WORK TO DO - Reproduce the material exactly, omitting nothing.

Data entries -
-*-*-

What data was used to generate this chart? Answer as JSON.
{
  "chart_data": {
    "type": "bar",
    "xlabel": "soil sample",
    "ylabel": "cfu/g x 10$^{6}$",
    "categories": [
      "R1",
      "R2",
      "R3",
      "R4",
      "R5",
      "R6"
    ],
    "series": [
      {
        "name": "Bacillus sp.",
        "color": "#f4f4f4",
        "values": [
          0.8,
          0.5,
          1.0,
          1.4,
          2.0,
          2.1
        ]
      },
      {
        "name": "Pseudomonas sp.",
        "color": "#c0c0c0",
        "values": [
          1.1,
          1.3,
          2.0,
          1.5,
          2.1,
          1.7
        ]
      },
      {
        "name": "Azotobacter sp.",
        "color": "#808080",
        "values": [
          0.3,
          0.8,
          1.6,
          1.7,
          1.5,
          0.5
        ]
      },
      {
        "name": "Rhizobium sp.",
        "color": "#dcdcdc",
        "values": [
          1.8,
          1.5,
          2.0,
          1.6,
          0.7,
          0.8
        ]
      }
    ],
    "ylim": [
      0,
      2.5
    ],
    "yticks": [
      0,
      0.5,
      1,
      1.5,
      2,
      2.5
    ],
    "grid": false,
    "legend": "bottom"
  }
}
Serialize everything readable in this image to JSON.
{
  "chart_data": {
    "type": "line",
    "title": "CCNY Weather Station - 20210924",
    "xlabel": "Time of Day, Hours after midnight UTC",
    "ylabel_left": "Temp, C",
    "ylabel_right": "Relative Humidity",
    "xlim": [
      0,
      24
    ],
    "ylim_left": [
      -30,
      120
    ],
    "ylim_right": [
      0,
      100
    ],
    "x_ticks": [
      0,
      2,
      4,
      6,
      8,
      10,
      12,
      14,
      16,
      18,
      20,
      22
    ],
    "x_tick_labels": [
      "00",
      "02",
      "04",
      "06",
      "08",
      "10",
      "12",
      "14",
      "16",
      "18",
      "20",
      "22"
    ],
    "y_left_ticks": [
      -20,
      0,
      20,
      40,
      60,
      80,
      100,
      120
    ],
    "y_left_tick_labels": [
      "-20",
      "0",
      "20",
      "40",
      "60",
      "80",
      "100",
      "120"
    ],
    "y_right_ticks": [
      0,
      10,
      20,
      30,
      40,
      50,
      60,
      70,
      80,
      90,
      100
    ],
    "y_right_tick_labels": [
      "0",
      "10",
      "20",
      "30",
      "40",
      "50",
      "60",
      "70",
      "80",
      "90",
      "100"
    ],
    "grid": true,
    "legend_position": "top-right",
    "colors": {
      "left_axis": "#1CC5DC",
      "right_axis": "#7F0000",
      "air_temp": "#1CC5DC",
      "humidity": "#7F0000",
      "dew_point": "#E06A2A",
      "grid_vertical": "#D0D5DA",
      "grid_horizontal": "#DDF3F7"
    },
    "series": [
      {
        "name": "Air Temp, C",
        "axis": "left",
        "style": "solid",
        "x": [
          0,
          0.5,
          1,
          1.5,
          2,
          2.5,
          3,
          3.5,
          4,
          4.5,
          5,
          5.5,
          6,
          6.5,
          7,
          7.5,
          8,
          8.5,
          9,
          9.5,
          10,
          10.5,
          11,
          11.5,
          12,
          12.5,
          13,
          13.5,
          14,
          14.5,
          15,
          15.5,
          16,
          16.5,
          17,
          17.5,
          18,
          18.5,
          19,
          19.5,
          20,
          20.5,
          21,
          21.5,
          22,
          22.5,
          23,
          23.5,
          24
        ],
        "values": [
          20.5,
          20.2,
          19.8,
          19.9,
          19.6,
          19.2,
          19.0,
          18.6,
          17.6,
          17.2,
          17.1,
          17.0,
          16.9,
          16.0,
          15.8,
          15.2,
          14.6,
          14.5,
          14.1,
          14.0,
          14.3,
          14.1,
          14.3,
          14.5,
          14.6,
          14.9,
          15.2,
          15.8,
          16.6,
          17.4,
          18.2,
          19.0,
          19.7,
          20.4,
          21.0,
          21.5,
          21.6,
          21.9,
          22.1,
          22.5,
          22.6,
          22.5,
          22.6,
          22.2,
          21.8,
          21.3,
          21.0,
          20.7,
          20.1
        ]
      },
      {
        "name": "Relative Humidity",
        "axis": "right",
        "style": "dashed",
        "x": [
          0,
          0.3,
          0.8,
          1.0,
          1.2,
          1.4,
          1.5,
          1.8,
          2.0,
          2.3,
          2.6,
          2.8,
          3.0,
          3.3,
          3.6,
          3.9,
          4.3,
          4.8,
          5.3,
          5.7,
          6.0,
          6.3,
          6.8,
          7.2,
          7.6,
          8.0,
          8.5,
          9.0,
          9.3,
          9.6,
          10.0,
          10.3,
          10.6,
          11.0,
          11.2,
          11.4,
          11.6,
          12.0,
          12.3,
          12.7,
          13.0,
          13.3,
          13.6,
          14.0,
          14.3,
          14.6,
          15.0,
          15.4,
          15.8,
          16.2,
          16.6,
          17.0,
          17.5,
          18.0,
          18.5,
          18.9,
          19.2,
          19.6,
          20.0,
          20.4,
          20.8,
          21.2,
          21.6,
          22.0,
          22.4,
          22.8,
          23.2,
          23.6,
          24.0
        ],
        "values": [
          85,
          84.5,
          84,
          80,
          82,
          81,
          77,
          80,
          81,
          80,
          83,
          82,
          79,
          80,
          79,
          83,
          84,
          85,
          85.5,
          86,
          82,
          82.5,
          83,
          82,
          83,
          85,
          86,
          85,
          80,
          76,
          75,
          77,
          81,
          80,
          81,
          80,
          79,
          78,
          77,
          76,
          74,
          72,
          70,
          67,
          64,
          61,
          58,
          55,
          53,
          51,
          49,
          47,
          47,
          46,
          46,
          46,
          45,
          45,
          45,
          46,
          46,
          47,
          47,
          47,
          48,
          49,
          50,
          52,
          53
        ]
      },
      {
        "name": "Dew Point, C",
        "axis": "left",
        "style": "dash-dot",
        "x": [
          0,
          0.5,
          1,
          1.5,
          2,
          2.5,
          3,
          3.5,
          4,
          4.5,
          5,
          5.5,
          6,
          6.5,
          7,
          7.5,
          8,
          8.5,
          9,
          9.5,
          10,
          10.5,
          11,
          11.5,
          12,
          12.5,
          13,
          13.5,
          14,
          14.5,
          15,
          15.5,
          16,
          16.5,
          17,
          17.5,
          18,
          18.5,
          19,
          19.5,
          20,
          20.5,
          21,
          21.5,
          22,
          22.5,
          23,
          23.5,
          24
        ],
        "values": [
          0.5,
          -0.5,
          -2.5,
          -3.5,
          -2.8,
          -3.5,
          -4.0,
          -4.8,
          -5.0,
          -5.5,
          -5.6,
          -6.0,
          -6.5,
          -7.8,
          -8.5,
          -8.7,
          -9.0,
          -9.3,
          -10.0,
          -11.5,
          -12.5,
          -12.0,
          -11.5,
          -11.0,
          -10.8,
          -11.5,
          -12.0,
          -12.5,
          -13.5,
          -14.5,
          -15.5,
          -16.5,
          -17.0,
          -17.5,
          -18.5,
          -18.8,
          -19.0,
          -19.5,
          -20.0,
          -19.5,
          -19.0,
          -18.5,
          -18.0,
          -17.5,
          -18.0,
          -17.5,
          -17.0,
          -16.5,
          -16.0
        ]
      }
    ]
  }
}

-*-*-

IN RESPONSE -
What data was used to generate this chart? Answer as JSON.
{
  "chart_data": {
    "type": "bar",
    "xlabel": "soil sample",
    "ylabel": "cfu/g x 10$^{6}$",
    "categories": [
      "R1",
      "R2",
      "R3",
      "R4",
      "R5",
      "R6"
    ],
    "series": [
      {
        "name": "Bacillus sp.",
        "color": "#f4f4f4",
        "values": [
          0.8,
          0.5,
          1.0,
          1.4,
          2.0,
          2.1
        ]
      },
      {
        "name": "Pseudomonas sp.",
        "color": "#c0c0c0",
        "values": [
          1.1,
          1.3,
          2.0,
          1.5,
          2.1,
          1.7
        ]
      },
      {
        "name": "Azotobacter sp.",
        "color": "#808080",
        "values": [
          0.3,
          0.8,
          1.6,
          1.7,
          1.5,
          0.5
        ]
      },
      {
        "name": "Rhizobium sp.",
        "color": "#dcdcdc",
        "values": [
          1.8,
          1.5,
          2.0,
          1.6,
          0.7,
          0.8
        ]
      }
    ],
    "ylim": [
      0,
      2.5
    ],
    "yticks": [
      0,
      0.5,
      1,
      1.5,
      2,
      2.5
    ],
    "grid": false,
    "legend": "bottom"
  }
}
Serialize everything readable in this image to JSON.
{
  "chart_data": {
    "type": "line",
    "title": "CCNY Weather Station - 20210924",
    "xlabel": "Time of Day, Hours after midnight UTC",
    "ylabel_left": "Temp, C",
    "ylabel_right": "Relative Humidity",
    "xlim": [
      0,
      24
    ],
    "ylim_left": [
      -30,
      120
    ],
    "ylim_right": [
      0,
      100
    ],
    "x_ticks": [
      0,
      2,
      4,
      6,
      8,
      10,
      12,
      14,
      16,
      18,
      20,
      22
    ],
    "x_tick_labels": [
      "00",
      "02",
      "04",
      "06",
      "08",
      "10",
      "12",
      "14",
      "16",
      "18",
      "20",
      "22"
    ],
    "y_left_ticks": [
      -20,
      0,
      20,
      40,
      60,
      80,
      100,
      120
    ],
    "y_left_tick_labels": [
      "-20",
      "0",
      "20",
      "40",
      "60",
      "80",
      "100",
      "120"
    ],
    "y_right_ticks": [
      0,
      10,
      20,
      30,
      40,
      50,
      60,
      70,
      80,
      90,
      100
    ],
    "y_right_tick_labels": [
      "0",
      "10",
      "20",
      "30",
      "40",
      "50",
      "60",
      "70",
      "80",
      "90",
      "100"
    ],
    "grid": true,
    "legend_position": "top-right",
    "colors": {
      "left_axis": "#1CC5DC",
      "right_axis": "#7F0000",
      "air_temp": "#1CC5DC",
      "humidity": "#7F0000",
      "dew_point": "#E06A2A",
      "grid_vertical": "#D0D5DA",
      "grid_horizontal": "#DDF3F7"
    },
    "series": [
      {
        "name": "Air Temp, C",
        "axis": "left",
        "style": "solid",
        "x": [
          0,
          0.5,
          1,
          1.5,
          2,
          2.5,
          3,
          3.5,
          4,
          4.5,
          5,
          5.5,
          6,
          6.5,
          7,
          7.5,
          8,
          8.5,
          9,
          9.5,
          10,
          10.5,
          11,
          11.5,
          12,
          12.5,
          13,
          13.5,
          14,
          14.5,
          15,
          15.5,
          16,
          16.5,
          17,
          17.5,
          18,
          18.5,
          19,
          19.5,
          20,
          20.5,
          21,
          21.5,
          22,
          22.5,
          23,
          23.5,
          24
        ],
        "values": [
          20.5,
          20.2,
          19.8,
          19.9,
          19.6,
          19.2,
          19.0,
          18.6,
          17.6,
          17.2,
          17.1,
          17.0,
          16.9,
          16.0,
          15.8,
          15.2,
          14.6,
          14.5,
          14.1,
          14.0,
          14.3,
          14.1,
          14.3,
          14.5,
          14.6,
          14.9,
          15.2,
          15.8,
          16.6,
          17.4,
          18.2,
          19.0,
          19.7,
          20.4,
          21.0,
          21.5,
          21.6,
          21.9,
          22.1,
          22.5,
          22.6,
          22.5,
          22.6,
          22.2,
          21.8,
          21.3,
          21.0,
          20.7,
          20.1
        ]
      },
      {
        "name": "Relative Humidity",
        "axis": "right",
        "style": "dashed",
        "x": [
          0,
          0.3,
          0.8,
          1.0,
          1.2,
          1.4,
          1.5,
          1.8,
          2.0,
          2.3,
          2.6,
          2.8,
          3.0,
          3.3,
          3.6,
          3.9,
          4.3,
          4.8,
          5.3,
          5.7,
          6.0,
          6.3,
          6.8,
          7.2,
          7.6,
          8.0,
          8.5,
          9.0,
          9.3,
          9.6,
          10.0,
          10.3,
          10.6,
          11.0,
          11.2,
          11.4,
          11.6,
          12.0,
          12.3,
          12.7,
          13.0,
          13.3,
          13.6,
          14.0,
          14.3,
          14.6,
          15.0,
          15.4,
          15.8,
          16.2,
          16.6,
          17.0,
          17.5,
          18.0,
          18.5,
          18.9,
          19.2,
          19.6,
          20.0,
          20.4,
          20.8,
          21.2,
          21.6,
          22.0,
          22.4,
          22.8,
          23.2,
          23.6,
          24.0
        ],
        "values": [
          85,
          84.5,
          84,
          80,
          82,
          81,
          77,
          80,
          81,
          80,
          83,
          82,
          79,
          80,
          79,
          83,
          84,
          85,
          85.5,
          86,
          82,
          82.5,
          83,
          82,
          83,
          85,
          86,
          85,
          80,
          76,
          75,
          77,
          81,
          80,
          81,
          80,
          79,
          78,
          77,
          76,
          74,
          72,
          70,
          67,
          64,
          61,
          58,
          55,
          53,
          51,
          49,
          47,
          47,
          46,
          46,
          46,
          45,
          45,
          45,
          46,
          46,
          47,
          47,
          47,
          48,
          49,
          50,
          52,
          53
        ]
      },
      {
        "name": "Dew Point, C",
        "axis": "left",
        "style": "dash-dot",
        "x": [
          0,
          0.5,
          1,
          1.5,
          2,
          2.5,
          3,
          3.5,
          4,
          4.5,
          5,
          5.5,
          6,
          6.5,
          7,
          7.5,
          8,
          8.5,
          9,
          9.5,
          10,
          10.5,
          11,
          11.5,
          12,
          12.5,
          13,
          13.5,
          14,
          14.5,
          15,
          15.5,
          16,
          16.5,
          17,
          17.5,
          18,
          18.5,
          19,
          19.5,
          20,
          20.5,
          21,
          21.5,
          22,
          22.5,
          23,
          23.5,
          24
        ],
        "values": [
          0.5,
          -0.5,
          -2.5,
          -3.5,
          -2.8,
          -3.5,
          -4.0,
          -4.8,
          -5.0,
          -5.5,
          -5.6,
          -6.0,
          -6.5,
          -7.8,
          -8.5,
          -8.7,
          -9.0,
          -9.3,
          -10.0,
          -11.5,
          -12.5,
          -12.0,
          -11.5,
          -11.0,
          -10.8,
          -11.5,
          -12.0,
          -12.5,
          -13.5,
          -14.5,
          -15.5,
          -16.5,
          -17.0,
          -17.5,
          -18.5,
          -18.8,
          -19.0,
          -19.5,
          -20.0,
          -19.5,
          -19.0,
          -18.5,
          -18.0,
          -17.5,
          -18.0,
          -17.5,
          -17.0,
          -16.5,
          -16.0
        ]
      }
    ]
  }
}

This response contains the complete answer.